>> START

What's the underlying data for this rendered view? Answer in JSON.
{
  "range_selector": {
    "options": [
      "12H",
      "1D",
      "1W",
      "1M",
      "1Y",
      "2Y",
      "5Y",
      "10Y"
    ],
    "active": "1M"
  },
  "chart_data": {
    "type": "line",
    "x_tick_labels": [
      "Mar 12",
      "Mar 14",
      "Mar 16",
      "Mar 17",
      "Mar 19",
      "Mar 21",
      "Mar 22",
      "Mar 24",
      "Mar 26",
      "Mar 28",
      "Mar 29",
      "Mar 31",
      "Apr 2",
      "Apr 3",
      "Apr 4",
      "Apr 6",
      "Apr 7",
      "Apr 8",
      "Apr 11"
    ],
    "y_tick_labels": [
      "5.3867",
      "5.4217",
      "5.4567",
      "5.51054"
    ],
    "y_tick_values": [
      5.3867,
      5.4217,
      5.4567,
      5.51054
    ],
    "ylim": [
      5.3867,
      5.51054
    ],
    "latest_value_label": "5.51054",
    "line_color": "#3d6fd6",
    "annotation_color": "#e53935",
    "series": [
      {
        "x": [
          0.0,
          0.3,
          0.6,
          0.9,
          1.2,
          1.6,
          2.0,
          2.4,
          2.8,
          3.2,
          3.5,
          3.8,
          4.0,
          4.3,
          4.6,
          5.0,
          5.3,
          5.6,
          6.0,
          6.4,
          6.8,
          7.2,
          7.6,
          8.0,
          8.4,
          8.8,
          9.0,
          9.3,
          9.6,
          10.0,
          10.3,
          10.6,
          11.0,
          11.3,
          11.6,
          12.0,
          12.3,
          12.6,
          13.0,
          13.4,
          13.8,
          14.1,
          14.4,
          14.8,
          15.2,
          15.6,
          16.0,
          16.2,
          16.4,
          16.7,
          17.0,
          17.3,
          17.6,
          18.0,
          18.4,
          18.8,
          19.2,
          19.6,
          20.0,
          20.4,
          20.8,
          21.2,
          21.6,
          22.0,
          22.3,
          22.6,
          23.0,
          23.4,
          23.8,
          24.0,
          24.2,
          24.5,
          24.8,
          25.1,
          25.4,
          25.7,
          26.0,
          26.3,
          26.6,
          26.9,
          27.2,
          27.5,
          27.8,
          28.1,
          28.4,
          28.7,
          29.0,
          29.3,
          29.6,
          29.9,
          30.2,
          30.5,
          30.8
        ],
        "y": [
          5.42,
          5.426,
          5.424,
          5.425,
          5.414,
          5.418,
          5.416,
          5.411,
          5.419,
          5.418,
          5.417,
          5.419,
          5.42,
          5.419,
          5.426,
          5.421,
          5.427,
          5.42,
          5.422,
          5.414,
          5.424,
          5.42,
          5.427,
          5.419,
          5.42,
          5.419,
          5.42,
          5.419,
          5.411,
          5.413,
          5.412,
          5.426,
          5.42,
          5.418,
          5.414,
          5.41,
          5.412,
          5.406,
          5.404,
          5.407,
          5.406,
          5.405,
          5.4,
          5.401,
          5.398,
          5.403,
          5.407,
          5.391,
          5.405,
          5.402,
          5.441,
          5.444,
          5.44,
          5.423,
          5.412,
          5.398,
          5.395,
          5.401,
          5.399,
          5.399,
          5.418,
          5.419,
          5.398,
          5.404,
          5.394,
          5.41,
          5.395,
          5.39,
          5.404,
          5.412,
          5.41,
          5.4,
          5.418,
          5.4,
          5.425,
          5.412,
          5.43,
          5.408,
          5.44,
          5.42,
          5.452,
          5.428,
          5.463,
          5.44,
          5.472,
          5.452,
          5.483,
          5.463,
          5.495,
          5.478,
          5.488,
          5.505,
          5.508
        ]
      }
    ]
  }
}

>> END

STATED PROBLEM: Print all of the entries again, exactly as written.

WRITTEN RESPONSE:
What's the underlying data for this rendered view? Answer in JSON.
{
  "range_selector": {
    "options": [
      "12H",
      "1D",
      "1W",
      "1M",
      "1Y",
      "2Y",
      "5Y",
      "10Y"
    ],
    "active": "1M"
  },
  "chart_data": {
    "type": "line",
    "x_tick_labels": [
      "Mar 12",
      "Mar 14",
      "Mar 16",
      "Mar 17",
      "Mar 19",
      "Mar 21",
      "Mar 22",
      "Mar 24",
      "Mar 26",
      "Mar 28",
      "Mar 29",
      "Mar 31",
      "Apr 2",
      "Apr 3",
      "Apr 4",
      "Apr 6",
      "Apr 7",
      "Apr 8",
      "Apr 11"
    ],
    "y_tick_labels": [
      "5.3867",
      "5.4217",
      "5.4567",
      "5.51054"
    ],
    "y_tick_values": [
      5.3867,
      5.4217,
      5.4567,
      5.51054
    ],
    "ylim": [
      5.3867,
      5.51054
    ],
    "latest_value_label": "5.51054",
    "line_color": "#3d6fd6",
    "annotation_color": "#e53935",
    "series": [
      {
        "x": [
          0.0,
          0.3,
          0.6,
          0.9,
          1.2,
          1.6,
          2.0,
          2.4,
          2.8,
          3.2,
          3.5,
          3.8,
          4.0,
          4.3,
          4.6,
          5.0,
          5.3,
          5.6,
          6.0,
          6.4,
          6.8,
          7.2,
          7.6,
          8.0,
          8.4,
          8.8,
          9.0,
          9.3,
          9.6,
          10.0,
          10.3,
          10.6,
          11.0,
          11.3,
          11.6,
          12.0,
          12.3,
          12.6,
          13.0,
          13.4,
          13.8,
          14.1,
          14.4,
          14.8,
          15.2,
          15.6,
          16.0,
          16.2,
          16.4,
          16.7,
          17.0,
          17.3,
          17.6,
          18.0,
          18.4,
          18.8,
          19.2,
          19.6,
          20.0,
          20.4,
          20.8,
          21.2,
          21.6,
          22.0,
          22.3,
          22.6,
          23.0,
          23.4,
          23.8,
          24.0,
          24.2,
          24.5,
          24.8,
          25.1,
          25.4,
          25.7,
          26.0,
          26.3,
          26.6,
          26.9,
          27.2,
          27.5,
          27.8,
          28.1,
          28.4,
          28.7,
          29.0,
          29.3,
          29.6,
          29.9,
          30.2,
          30.5,
          30.8
        ],
        "y": [
          5.42,
          5.426,
          5.424,
          5.425,
          5.414,
          5.418,
          5.416,
          5.411,
          5.419,
          5.418,
          5.417,
          5.419,
          5.42,
          5.419,
          5.426,
          5.421,
          5.427,
          5.42,
          5.422,
          5.414,
          5.424,
          5.42,
          5.427,
          5.419,
          5.42,
          5.419,
          5.42,
          5.419,
          5.411,
          5.413,
          5.412,
          5.426,
          5.42,
          5.418,
          5.414,
          5.41,
          5.412,
          5.406,
          5.404,
          5.407,
          5.406,
          5.405,
          5.4,
          5.401,
          5.398,
          5.403,
          5.407,
          5.391,
          5.405,
          5.402,
          5.441,
          5.444,
          5.44,
          5.423,
          5.412,
          5.398,
          5.395,
          5.401,
          5.399,
          5.399,
          5.418,
          5.419,
          5.398,
          5.404,
          5.394,
          5.41,
          5.395,
          5.39,
          5.404,
          5.412,
          5.41,
          5.4,
          5.418,
          5.4,
          5.425,
          5.412,
          5.43,
          5.408,
          5.44,
          5.42,
          5.452,
          5.428,
          5.463,
          5.44,
          5.472,
          5.452,
          5.483,
          5.463,
          5.495,
          5.478,
          5.488,
          5.505,
          5.508
        ]
      }
    ]
  }
}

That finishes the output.